_Entries provided_
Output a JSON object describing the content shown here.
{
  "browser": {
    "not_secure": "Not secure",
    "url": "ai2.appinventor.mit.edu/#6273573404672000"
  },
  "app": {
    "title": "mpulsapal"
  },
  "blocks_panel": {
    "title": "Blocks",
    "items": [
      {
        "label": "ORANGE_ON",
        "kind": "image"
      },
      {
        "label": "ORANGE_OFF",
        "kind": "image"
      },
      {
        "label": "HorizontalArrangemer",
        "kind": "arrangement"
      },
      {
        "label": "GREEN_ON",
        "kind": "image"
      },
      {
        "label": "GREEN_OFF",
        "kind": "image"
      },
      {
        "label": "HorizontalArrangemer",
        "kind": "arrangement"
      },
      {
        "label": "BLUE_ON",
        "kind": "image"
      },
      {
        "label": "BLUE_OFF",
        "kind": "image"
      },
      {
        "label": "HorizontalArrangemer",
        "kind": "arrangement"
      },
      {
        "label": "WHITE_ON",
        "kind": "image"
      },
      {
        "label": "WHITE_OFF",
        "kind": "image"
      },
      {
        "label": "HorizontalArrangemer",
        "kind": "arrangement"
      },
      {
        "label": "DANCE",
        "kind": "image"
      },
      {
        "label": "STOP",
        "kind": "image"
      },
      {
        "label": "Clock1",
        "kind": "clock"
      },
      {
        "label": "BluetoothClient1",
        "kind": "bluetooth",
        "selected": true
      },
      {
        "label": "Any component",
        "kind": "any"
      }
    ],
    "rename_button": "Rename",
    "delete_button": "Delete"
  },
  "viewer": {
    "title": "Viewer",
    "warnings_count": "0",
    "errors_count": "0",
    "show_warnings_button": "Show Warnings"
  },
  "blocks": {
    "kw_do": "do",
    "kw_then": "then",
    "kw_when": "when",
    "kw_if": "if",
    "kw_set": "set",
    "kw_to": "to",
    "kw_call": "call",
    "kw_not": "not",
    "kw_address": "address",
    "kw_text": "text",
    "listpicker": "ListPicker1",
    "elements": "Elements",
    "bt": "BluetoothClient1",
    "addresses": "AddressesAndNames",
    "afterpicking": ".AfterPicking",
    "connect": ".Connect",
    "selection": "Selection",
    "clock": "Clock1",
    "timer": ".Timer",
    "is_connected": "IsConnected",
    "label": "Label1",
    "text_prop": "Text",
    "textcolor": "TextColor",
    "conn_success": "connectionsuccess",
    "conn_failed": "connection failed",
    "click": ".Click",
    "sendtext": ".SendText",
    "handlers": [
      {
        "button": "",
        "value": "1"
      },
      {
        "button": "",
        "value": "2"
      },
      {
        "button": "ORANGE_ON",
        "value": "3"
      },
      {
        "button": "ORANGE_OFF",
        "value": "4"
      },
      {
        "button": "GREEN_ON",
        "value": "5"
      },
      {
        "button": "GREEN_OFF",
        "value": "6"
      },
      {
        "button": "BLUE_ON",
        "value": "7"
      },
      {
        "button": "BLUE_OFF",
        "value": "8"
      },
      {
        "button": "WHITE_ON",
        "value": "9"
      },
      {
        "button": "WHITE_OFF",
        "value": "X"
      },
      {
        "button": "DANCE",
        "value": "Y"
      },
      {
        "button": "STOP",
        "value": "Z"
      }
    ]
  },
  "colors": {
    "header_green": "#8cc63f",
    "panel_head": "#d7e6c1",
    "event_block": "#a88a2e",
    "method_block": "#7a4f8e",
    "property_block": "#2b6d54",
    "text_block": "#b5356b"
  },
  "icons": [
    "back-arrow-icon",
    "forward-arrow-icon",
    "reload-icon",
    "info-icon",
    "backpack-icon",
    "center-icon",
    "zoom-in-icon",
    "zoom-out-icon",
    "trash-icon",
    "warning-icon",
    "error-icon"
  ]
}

_Task to carry out_
Retype the records that precede this task, keeping them exactly the same.

_Answer to this task_
Output a JSON object describing the content shown here.
{
  "browser": {
    "not_secure": "Not secure",
    "url": "ai2.appinventor.mit.edu/#6273573404672000"
  },
  "app": {
    "title": "mpulsapal"
  },
  "blocks_panel": {
    "title": "Blocks",
    "items": [
      {
        "label": "ORANGE_ON",
        "kind": "image"
      },
      {
        "label": "ORANGE_OFF",
        "kind": "image"
      },
      {
        "label": "HorizontalArrangemer",
        "kind": "arrangement"
      },
      {
        "label": "GREEN_ON",
        "kind": "image"
      },
      {
        "label": "GREEN_OFF",
        "kind": "image"
      },
      {
        "label": "HorizontalArrangemer",
        "kind": "arrangement"
      },
      {
        "label": "BLUE_ON",
        "kind": "image"
      },
      {
        "label": "BLUE_OFF",
        "kind": "image"
      },
      {
        "label": "HorizontalArrangemer",
        "kind": "arrangement"
      },
      {
        "label": "WHITE_ON",
        "kind": "image"
      },
      {
        "label": "WHITE_OFF",
        "kind": "image"
      },
      {
        "label": "HorizontalArrangemer",
        "kind": "arrangement"
      },
      {
        "label": "DANCE",
        "kind": "image"
      },
      {
        "label": "STOP",
        "kind": "image"
      },
      {
        "label": "Clock1",
        "kind": "clock"
      },
      {
        "label": "BluetoothClient1",
        "kind": "bluetooth",
        "selected": true
      },
      {
        "label": "Any component",
        "kind": "any"
      }
    ],
    "rename_button": "Rename",
    "delete_button": "Delete"
  },
  "viewer": {
    "title": "Viewer",
    "warnings_count": "0",
    "errors_count": "0",
    "show_warnings_button": "Show Warnings"
  },
  "blocks": {
    "kw_do": "do",
    "kw_then": "then",
    "kw_when": "when",
    "kw_if": "if",
    "kw_set": "set",
    "kw_to": "to",
    "kw_call": "call",
    "kw_not": "not",
    "kw_address": "address",
    "kw_text": "text",
    "listpicker": "ListPicker1",
    "elements": "Elements",
    "bt": "BluetoothClient1",
    "addresses": "AddressesAndNames",
    "afterpicking": ".AfterPicking",
    "connect": ".Connect",
    "selection": "Selection",
    "clock": "Clock1",
    "timer": ".Timer",
    "is_connected": "IsConnected",
    "label": "Label1",
    "text_prop": "Text",
    "textcolor": "TextColor",
    "conn_success": "connectionsuccess",
    "conn_failed": "connection failed",
    "click": ".Click",
    "sendtext": ".SendText",
    "handlers": [
      {
        "button": "",
        "value": "1"
      },
      {
        "button": "",
        "value": "2"
      },
      {
        "button": "ORANGE_ON",
        "value": "3"
      },
      {
        "button": "ORANGE_OFF",
        "value": "4"
      },
      {
        "button": "GREEN_ON",
        "value": "5"
      },
      {
        "button": "GREEN_OFF",
        "value": "6"
      },
      {
        "button": "BLUE_ON",
        "value": "7"
      },
      {
        "button": "BLUE_OFF",
        "value": "8"
      },
      {
        "button": "WHITE_ON",
        "value": "9"
      },
      {
        "button": "WHITE_OFF",
        "value": "X"
      },
      {
        "button": "DANCE",
        "value": "Y"
      },
      {
        "button": "STOP",
        "value": "Z"
      }
    ]
  },
  "colors": {
    "header_green": "#8cc63f",
    "panel_head": "#d7e6c1",
    "event_block": "#a88a2e",
    "method_block": "#7a4f8e",
    "property_block": "#2b6d54",
    "text_block": "#b5356b"
  },
  "icons": [
    "back-arrow-icon",
    "forward-arrow-icon",
    "reload-icon",
    "info-icon",
    "backpack-icon",
    "center-icon",
    "zoom-in-icon",
    "zoom-out-icon",
    "trash-icon",
    "warning-icon",
    "error-icon"
  ]
}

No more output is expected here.